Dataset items
···

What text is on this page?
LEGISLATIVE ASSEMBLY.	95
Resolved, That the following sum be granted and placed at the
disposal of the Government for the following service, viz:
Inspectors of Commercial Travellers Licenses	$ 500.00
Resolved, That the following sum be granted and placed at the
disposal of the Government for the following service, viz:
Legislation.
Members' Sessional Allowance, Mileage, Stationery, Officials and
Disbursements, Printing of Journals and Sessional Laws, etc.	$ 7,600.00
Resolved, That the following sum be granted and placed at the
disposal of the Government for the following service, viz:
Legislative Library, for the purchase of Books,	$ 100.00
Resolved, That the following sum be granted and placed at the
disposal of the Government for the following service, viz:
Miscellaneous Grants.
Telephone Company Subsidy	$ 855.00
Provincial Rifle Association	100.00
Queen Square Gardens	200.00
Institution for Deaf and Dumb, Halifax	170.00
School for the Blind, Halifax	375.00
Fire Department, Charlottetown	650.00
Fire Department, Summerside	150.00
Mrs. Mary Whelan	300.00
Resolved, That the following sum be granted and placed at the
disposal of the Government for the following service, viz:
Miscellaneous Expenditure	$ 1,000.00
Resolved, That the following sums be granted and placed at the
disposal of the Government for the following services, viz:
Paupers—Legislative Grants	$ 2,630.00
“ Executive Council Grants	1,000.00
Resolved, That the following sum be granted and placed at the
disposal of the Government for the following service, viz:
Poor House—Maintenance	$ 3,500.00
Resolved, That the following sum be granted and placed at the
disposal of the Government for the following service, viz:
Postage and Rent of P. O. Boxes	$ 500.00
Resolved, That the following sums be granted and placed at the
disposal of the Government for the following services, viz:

···

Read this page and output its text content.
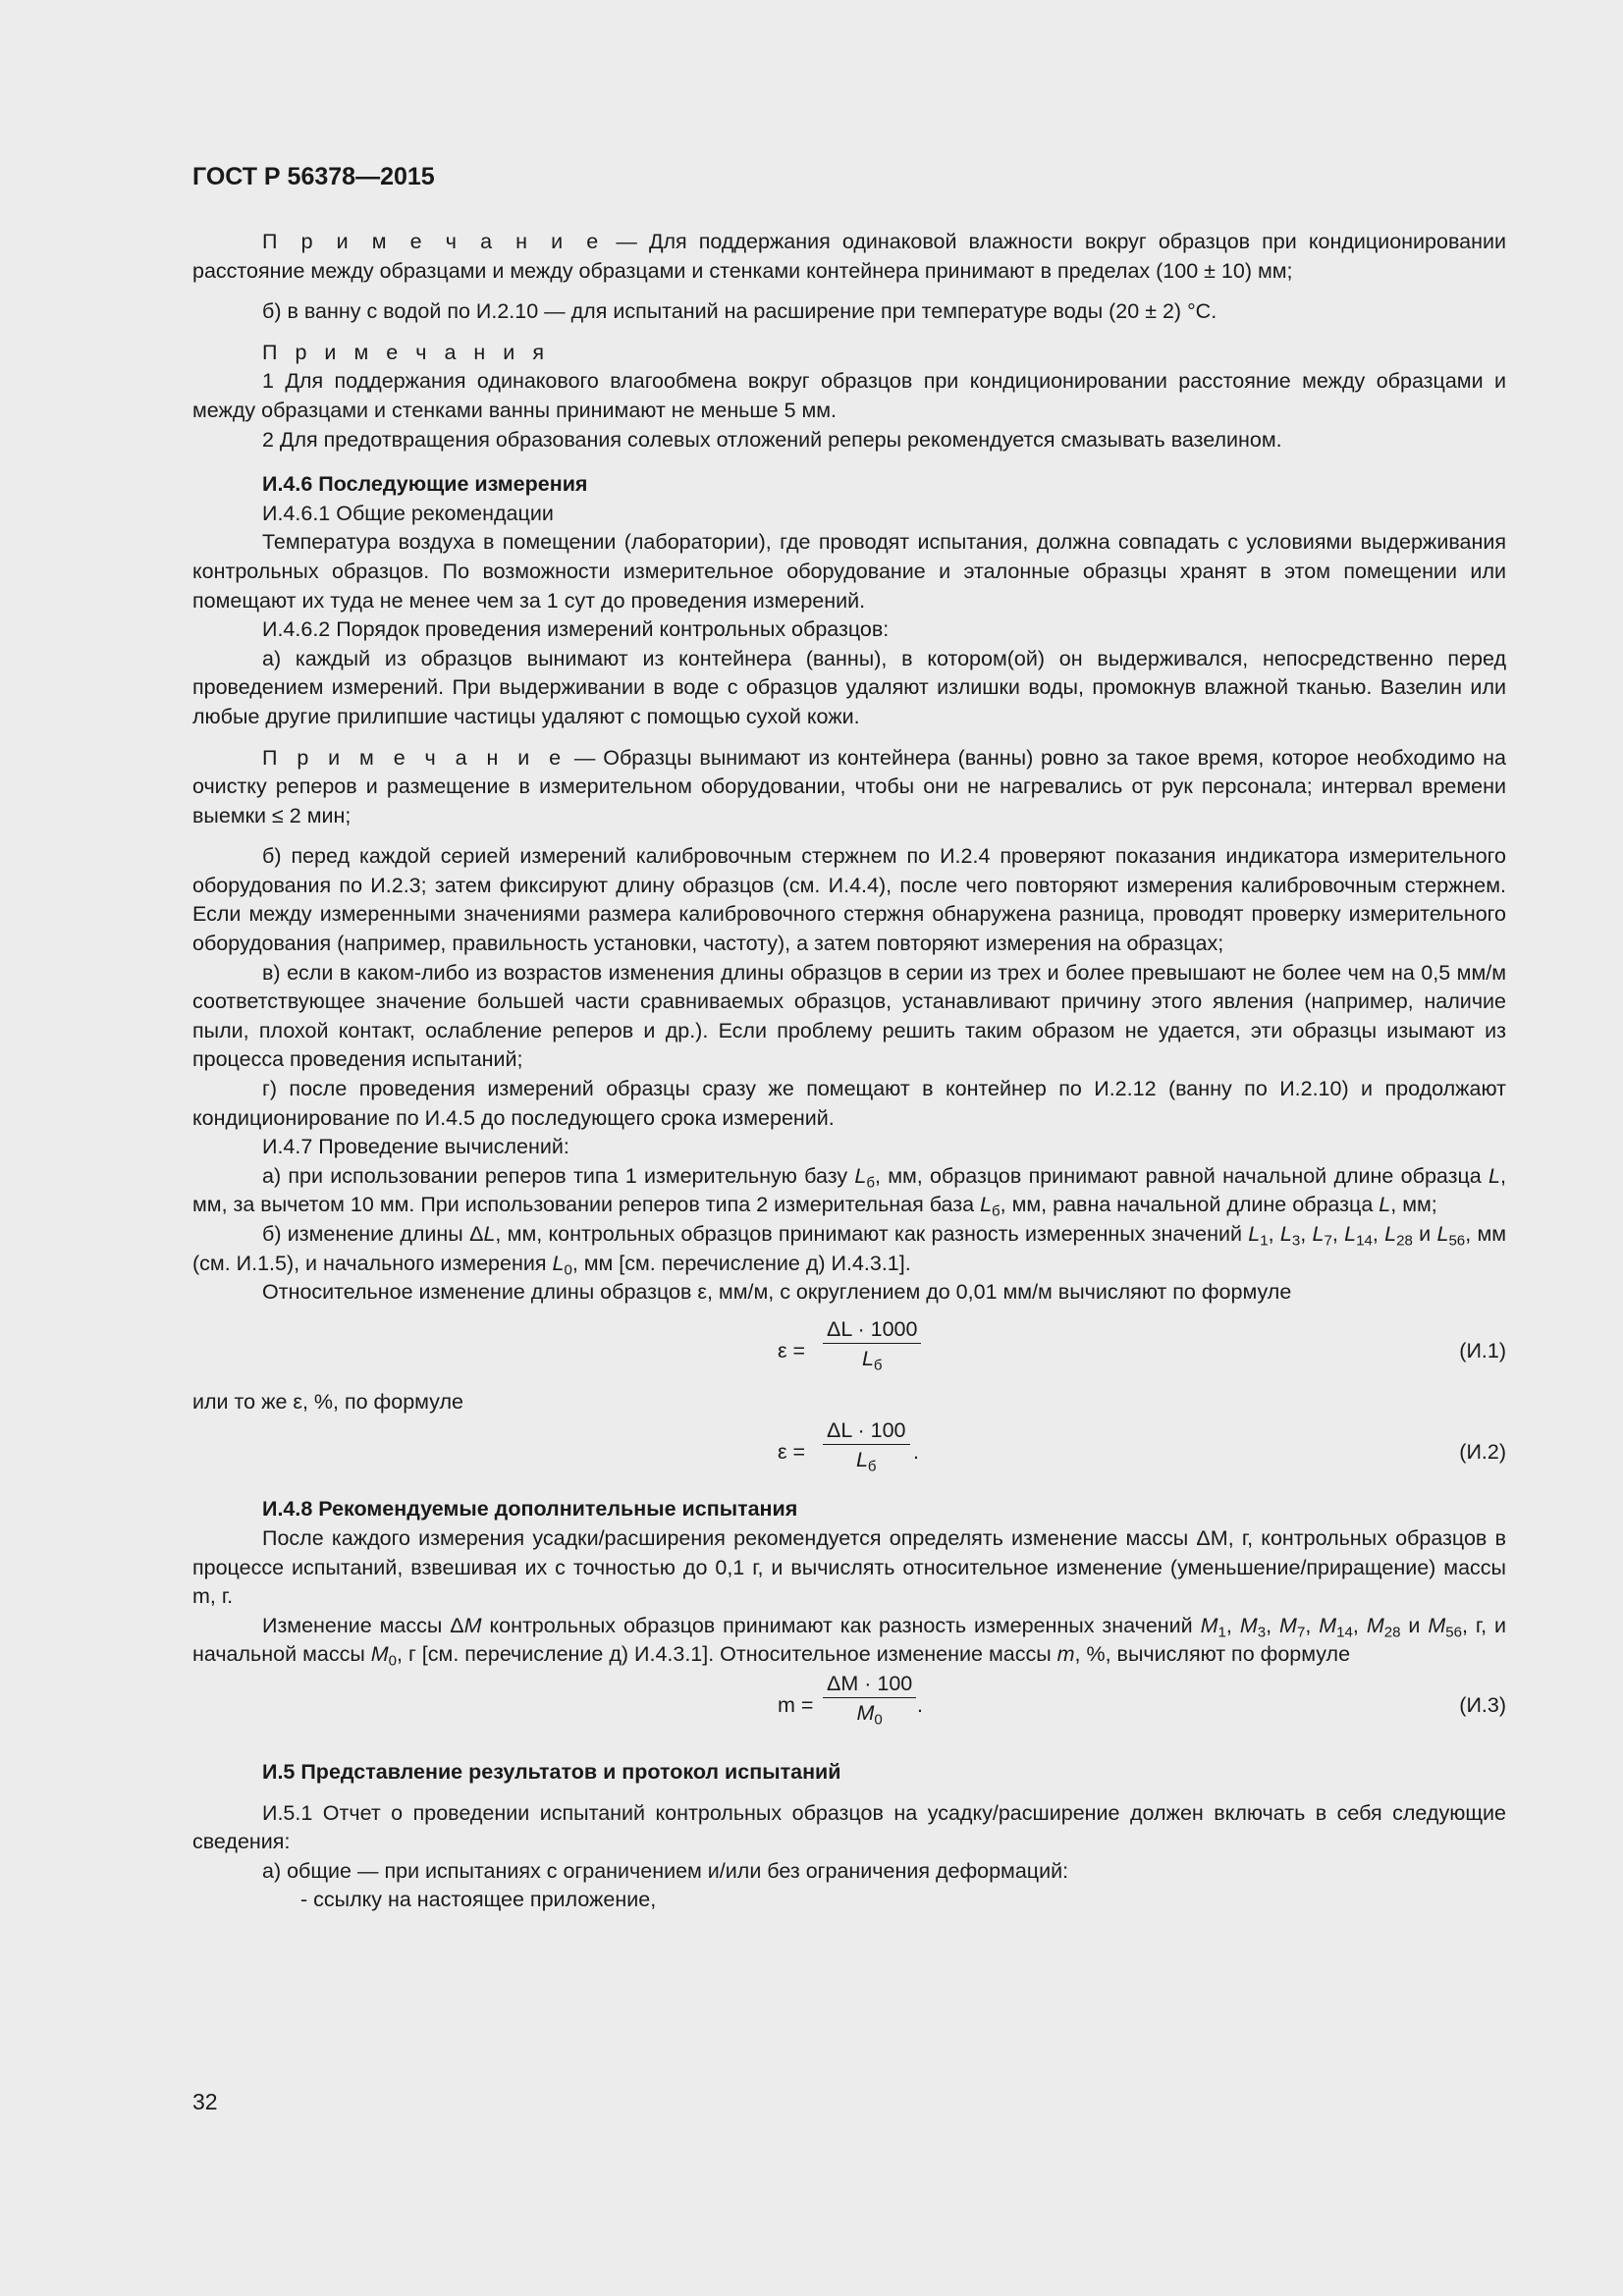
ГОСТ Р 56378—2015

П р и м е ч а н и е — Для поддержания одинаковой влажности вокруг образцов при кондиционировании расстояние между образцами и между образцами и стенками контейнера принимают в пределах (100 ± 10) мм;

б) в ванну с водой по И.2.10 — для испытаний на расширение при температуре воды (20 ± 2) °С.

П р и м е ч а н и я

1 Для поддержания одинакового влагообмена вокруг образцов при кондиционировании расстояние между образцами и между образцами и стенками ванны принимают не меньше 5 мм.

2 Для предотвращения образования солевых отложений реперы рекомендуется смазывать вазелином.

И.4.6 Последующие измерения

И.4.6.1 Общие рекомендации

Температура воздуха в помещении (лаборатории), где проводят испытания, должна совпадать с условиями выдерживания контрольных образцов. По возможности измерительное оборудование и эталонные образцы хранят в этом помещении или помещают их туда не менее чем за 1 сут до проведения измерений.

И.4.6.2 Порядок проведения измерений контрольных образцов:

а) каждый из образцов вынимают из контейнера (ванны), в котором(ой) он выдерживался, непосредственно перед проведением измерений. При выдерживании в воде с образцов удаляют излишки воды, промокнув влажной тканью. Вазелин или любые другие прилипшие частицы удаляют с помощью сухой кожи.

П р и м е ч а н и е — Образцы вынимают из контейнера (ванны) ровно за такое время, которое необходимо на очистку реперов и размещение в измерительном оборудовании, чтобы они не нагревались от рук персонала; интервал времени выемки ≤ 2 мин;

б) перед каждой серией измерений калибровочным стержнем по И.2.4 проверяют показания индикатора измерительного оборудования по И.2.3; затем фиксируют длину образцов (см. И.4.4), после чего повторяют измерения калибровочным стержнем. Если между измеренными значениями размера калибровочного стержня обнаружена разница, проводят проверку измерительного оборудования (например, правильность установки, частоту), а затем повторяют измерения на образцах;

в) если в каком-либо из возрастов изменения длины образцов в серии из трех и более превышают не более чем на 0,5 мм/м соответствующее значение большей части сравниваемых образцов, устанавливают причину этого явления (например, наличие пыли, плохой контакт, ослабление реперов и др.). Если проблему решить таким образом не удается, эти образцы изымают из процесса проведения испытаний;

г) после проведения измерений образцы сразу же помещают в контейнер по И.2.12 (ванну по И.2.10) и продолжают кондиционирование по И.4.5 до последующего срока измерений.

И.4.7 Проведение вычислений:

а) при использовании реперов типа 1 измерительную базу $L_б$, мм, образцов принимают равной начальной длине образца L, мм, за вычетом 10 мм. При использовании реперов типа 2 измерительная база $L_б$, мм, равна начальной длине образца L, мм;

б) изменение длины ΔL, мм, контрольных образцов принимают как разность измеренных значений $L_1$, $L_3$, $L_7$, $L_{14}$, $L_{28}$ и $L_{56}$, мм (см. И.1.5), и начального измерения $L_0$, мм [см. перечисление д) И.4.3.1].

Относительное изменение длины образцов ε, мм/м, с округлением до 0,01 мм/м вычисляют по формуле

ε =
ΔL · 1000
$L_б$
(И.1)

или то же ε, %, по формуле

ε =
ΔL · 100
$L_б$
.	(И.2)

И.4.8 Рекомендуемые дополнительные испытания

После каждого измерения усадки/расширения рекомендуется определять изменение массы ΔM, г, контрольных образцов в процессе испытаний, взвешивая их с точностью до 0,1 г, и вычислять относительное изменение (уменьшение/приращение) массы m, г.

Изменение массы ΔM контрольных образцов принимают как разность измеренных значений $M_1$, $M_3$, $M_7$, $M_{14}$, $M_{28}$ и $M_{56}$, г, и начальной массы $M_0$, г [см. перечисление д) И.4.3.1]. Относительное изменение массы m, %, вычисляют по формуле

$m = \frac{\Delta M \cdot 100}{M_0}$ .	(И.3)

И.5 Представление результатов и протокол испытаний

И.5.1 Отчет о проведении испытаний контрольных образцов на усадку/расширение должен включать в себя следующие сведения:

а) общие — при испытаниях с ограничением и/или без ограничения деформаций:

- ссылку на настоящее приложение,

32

···

Within the entries above, report how many lines include "Grants", and keep the answer to the number.

- ANSWER TO THIS EXERCISE
3